### Your goal:
Below is a listing. Gather each line of it that contains "Plus".

### Available data:
★ ★ ★ ★ ★ ★ ★
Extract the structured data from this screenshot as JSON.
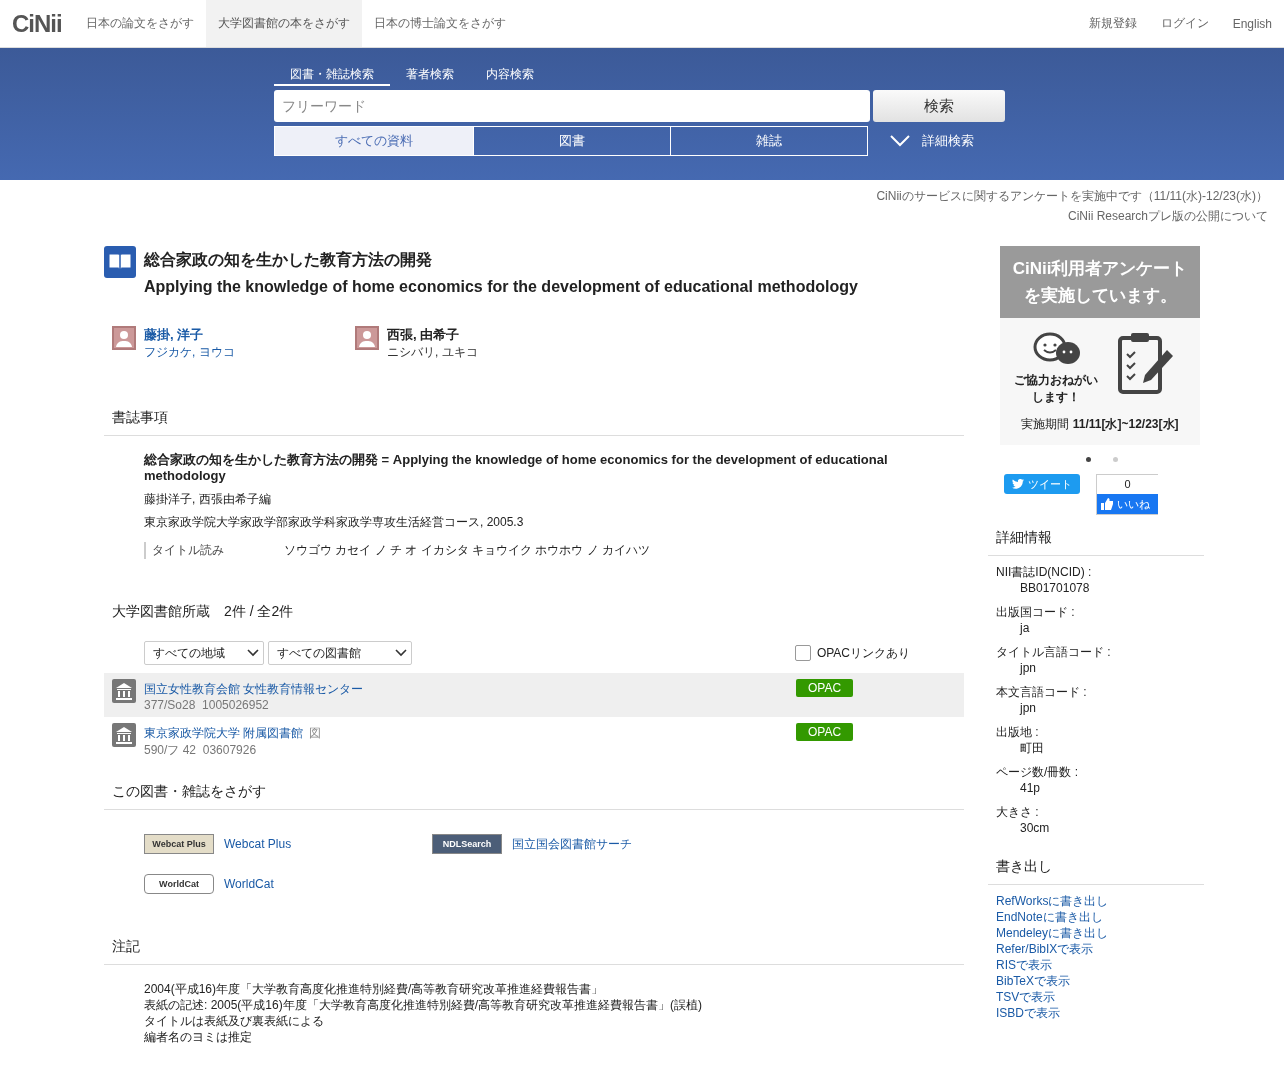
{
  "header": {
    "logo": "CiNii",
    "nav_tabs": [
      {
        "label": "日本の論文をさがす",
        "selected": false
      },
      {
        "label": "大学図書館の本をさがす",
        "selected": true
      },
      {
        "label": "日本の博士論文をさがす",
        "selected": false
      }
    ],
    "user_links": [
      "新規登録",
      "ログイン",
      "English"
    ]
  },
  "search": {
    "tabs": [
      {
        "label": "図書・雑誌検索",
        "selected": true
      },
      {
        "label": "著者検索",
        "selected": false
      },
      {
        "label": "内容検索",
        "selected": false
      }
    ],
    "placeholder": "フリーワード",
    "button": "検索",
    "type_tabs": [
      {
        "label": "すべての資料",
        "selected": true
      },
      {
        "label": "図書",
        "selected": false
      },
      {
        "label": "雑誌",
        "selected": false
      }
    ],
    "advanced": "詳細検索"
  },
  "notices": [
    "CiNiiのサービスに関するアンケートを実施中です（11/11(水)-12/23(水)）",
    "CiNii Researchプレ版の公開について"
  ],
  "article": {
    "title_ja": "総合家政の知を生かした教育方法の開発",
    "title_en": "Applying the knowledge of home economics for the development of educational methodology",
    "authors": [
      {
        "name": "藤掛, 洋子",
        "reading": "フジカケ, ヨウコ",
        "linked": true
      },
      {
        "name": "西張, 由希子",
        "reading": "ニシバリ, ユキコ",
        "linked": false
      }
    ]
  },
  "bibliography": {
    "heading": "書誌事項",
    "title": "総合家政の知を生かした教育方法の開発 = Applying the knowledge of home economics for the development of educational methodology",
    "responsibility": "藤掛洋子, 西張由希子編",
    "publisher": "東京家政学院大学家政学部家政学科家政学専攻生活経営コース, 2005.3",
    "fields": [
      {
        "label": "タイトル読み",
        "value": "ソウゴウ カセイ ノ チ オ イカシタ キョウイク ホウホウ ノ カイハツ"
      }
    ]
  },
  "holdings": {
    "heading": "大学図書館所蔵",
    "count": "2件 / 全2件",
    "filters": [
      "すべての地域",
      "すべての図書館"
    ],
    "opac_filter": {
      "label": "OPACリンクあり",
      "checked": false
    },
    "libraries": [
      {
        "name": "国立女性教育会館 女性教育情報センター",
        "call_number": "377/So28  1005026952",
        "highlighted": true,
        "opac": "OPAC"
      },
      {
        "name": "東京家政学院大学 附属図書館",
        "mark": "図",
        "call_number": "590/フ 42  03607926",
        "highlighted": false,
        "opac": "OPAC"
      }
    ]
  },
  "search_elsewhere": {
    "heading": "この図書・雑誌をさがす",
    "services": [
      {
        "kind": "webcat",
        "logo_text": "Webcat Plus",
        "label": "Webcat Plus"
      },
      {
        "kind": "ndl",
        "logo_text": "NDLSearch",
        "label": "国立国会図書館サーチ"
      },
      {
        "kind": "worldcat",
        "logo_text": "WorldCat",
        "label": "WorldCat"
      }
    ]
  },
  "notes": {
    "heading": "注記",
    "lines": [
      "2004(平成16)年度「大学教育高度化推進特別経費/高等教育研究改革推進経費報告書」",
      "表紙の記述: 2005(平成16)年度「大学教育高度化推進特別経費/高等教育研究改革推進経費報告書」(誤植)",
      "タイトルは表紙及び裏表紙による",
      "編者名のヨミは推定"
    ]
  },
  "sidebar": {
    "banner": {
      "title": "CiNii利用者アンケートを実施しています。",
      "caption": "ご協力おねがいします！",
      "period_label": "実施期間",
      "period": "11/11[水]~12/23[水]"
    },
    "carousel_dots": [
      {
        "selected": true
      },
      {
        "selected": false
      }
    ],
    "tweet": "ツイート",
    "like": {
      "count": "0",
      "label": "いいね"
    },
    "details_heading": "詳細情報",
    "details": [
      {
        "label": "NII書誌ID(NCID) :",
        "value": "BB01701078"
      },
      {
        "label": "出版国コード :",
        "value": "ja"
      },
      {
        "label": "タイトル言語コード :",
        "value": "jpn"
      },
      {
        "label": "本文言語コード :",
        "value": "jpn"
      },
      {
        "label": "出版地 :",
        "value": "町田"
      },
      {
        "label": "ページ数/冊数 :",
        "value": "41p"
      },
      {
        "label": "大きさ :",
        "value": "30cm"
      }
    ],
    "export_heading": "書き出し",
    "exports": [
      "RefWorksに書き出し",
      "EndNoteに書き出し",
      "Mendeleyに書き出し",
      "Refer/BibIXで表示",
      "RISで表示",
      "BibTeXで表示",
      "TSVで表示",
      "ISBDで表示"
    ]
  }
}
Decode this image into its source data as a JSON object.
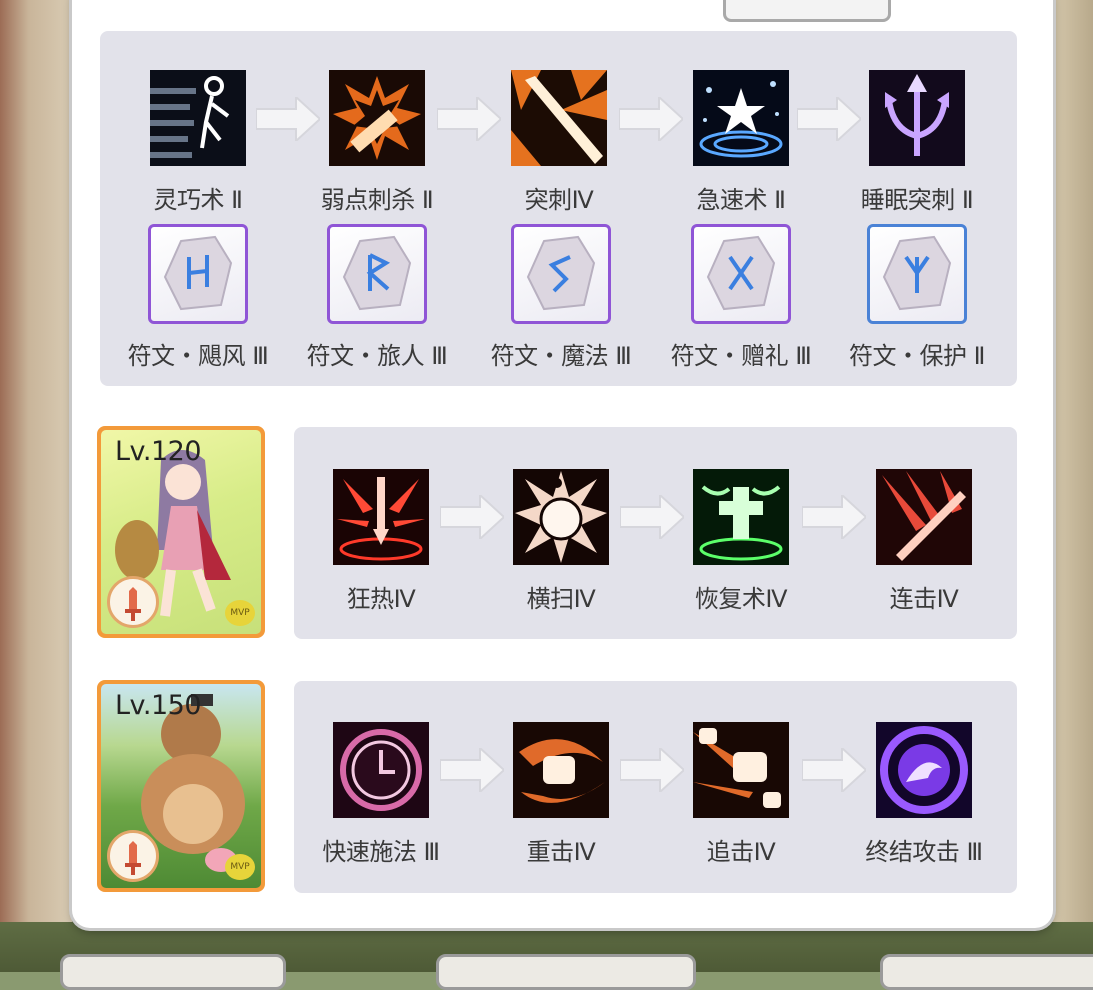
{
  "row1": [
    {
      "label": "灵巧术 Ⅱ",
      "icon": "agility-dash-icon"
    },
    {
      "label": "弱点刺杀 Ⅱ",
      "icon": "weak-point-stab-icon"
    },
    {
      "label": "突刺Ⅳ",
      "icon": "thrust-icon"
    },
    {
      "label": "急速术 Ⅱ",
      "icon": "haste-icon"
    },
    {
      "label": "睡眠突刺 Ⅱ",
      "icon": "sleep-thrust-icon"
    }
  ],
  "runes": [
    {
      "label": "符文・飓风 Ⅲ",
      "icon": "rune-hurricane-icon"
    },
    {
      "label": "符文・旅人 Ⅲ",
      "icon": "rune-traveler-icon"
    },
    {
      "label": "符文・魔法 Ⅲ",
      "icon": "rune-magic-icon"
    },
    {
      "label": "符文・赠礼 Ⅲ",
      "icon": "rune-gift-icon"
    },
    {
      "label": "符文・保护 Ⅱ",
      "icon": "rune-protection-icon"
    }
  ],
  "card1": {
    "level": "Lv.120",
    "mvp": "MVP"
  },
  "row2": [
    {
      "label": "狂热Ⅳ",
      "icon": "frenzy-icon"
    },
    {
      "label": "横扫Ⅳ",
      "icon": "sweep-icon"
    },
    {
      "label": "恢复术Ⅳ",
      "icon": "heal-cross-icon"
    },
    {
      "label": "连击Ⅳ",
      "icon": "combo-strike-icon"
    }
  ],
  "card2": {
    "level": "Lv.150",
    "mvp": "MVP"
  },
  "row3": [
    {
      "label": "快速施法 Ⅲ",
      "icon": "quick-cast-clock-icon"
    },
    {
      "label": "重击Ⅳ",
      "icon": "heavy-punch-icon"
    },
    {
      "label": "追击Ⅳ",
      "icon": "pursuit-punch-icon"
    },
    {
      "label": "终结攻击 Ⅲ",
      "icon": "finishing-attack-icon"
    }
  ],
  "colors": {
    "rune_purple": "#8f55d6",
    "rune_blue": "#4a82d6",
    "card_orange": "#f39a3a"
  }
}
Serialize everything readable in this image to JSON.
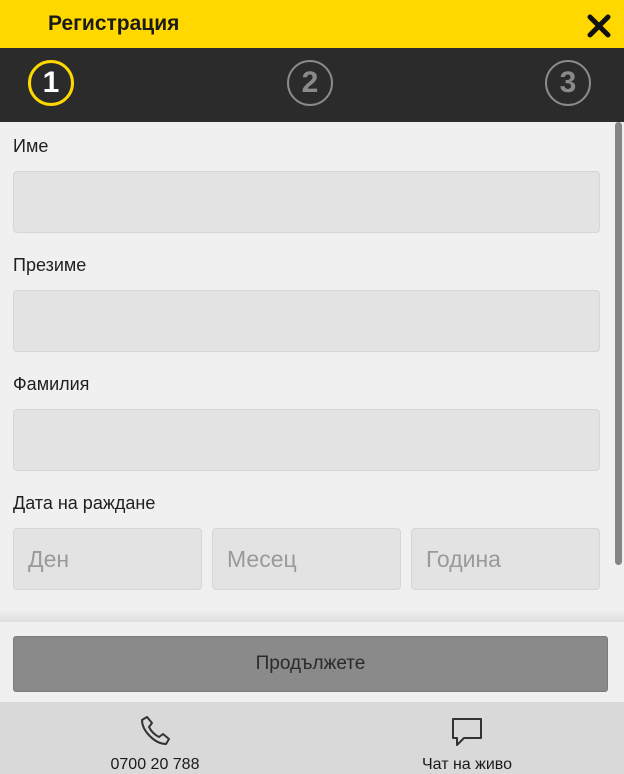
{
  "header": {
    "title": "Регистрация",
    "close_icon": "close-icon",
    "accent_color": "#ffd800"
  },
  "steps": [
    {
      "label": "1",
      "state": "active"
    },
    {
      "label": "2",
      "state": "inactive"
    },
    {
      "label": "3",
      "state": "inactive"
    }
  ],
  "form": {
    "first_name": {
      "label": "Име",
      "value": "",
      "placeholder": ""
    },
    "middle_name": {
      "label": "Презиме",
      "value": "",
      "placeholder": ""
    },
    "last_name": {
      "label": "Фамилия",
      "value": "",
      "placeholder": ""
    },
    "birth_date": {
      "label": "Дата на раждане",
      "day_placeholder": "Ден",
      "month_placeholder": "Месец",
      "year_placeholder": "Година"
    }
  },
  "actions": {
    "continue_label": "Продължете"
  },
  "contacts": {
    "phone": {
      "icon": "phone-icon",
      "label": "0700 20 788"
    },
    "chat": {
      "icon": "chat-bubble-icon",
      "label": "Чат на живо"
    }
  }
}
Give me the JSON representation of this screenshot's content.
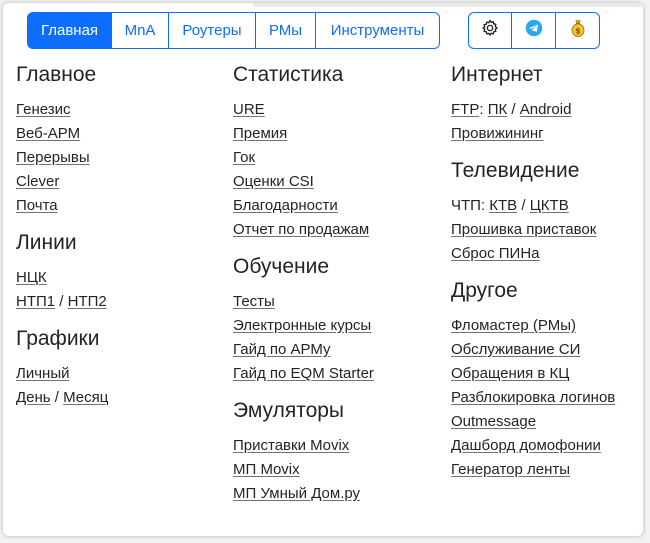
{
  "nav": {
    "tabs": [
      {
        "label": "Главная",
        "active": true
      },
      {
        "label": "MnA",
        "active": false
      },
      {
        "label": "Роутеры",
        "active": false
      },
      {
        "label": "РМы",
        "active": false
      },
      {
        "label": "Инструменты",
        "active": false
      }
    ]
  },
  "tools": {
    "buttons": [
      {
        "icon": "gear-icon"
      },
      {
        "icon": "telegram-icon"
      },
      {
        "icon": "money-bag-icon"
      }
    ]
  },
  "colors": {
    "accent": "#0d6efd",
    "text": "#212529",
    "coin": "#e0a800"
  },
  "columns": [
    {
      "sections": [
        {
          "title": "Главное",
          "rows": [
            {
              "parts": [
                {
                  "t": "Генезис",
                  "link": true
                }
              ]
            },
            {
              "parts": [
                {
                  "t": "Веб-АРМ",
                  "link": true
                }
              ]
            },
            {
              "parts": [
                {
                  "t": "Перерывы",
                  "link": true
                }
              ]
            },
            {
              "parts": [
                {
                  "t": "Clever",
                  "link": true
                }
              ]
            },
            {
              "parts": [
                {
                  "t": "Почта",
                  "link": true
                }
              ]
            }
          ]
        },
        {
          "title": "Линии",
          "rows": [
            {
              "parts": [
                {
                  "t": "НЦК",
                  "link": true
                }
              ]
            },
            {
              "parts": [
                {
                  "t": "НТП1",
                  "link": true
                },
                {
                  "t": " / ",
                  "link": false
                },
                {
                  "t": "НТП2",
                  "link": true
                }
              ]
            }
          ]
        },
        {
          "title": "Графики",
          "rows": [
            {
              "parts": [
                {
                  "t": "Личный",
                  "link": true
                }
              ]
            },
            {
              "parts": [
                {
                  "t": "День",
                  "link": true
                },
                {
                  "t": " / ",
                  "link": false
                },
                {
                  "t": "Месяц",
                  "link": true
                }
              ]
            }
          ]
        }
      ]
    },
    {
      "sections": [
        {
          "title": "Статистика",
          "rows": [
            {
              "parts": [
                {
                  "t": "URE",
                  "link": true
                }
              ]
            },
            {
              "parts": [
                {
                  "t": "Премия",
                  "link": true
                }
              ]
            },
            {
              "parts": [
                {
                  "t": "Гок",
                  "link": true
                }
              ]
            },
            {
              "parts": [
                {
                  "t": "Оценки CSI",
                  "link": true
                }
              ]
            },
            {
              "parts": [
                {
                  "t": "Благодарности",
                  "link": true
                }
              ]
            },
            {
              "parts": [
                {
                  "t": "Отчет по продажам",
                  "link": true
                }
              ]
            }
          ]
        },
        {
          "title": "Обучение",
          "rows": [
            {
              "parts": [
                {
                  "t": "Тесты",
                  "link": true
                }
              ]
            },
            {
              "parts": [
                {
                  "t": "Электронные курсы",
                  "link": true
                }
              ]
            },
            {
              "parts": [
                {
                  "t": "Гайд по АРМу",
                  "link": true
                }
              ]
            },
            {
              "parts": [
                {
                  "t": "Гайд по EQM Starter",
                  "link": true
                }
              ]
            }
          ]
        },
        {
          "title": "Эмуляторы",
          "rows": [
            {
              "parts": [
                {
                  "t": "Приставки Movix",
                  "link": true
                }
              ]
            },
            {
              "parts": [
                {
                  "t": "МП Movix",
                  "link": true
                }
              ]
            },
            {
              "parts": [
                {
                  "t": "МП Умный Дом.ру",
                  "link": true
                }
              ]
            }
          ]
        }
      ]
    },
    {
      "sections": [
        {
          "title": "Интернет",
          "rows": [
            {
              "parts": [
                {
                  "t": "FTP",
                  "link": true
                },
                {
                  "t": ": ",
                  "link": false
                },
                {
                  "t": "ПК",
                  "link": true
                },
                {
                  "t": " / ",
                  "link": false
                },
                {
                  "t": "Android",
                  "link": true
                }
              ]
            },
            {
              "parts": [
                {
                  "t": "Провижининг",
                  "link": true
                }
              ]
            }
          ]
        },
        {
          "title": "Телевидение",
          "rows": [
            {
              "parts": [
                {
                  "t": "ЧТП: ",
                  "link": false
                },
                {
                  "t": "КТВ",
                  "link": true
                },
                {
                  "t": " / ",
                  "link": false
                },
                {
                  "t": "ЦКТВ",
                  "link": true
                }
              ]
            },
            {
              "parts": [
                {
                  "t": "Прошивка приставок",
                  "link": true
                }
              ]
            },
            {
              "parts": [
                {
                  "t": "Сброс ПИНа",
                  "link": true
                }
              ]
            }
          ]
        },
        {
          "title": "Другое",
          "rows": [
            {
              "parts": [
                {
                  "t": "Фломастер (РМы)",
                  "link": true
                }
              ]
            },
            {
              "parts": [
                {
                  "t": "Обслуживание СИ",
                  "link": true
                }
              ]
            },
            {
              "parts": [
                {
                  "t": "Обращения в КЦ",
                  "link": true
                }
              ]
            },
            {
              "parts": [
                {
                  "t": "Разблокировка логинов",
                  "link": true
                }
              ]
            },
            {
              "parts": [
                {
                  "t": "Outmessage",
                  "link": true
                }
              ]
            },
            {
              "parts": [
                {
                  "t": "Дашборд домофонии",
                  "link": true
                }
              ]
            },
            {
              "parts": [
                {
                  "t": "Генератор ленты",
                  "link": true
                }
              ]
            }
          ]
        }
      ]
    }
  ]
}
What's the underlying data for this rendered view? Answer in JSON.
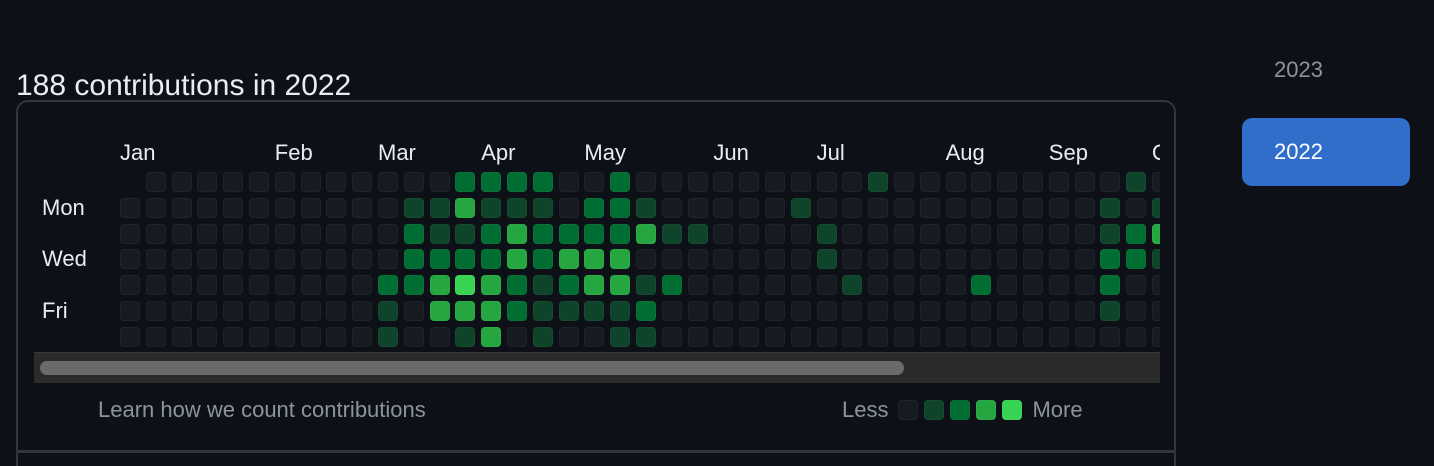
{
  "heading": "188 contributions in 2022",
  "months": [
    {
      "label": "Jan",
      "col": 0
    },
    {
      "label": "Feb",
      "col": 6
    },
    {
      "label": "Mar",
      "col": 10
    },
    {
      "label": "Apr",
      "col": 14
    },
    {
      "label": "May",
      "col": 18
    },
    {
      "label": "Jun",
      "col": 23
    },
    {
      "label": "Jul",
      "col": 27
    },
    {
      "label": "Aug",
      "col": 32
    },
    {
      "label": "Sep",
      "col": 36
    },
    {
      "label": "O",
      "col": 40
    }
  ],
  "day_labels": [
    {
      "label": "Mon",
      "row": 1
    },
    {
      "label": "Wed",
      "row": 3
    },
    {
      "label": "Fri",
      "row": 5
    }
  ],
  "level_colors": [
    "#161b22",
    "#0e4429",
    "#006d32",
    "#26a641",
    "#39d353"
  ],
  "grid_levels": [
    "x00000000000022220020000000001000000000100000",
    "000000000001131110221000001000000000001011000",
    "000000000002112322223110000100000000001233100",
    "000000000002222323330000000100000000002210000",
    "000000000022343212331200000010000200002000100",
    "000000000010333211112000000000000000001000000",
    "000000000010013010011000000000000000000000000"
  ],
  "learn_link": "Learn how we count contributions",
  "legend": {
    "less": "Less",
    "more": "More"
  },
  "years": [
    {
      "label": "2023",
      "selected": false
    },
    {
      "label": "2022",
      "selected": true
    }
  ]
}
★ ★ ★ ★ ★ ★ ★
### Exercise result:
        "logo_text": "Webcat Plus",
        "label": "Webcat Plus"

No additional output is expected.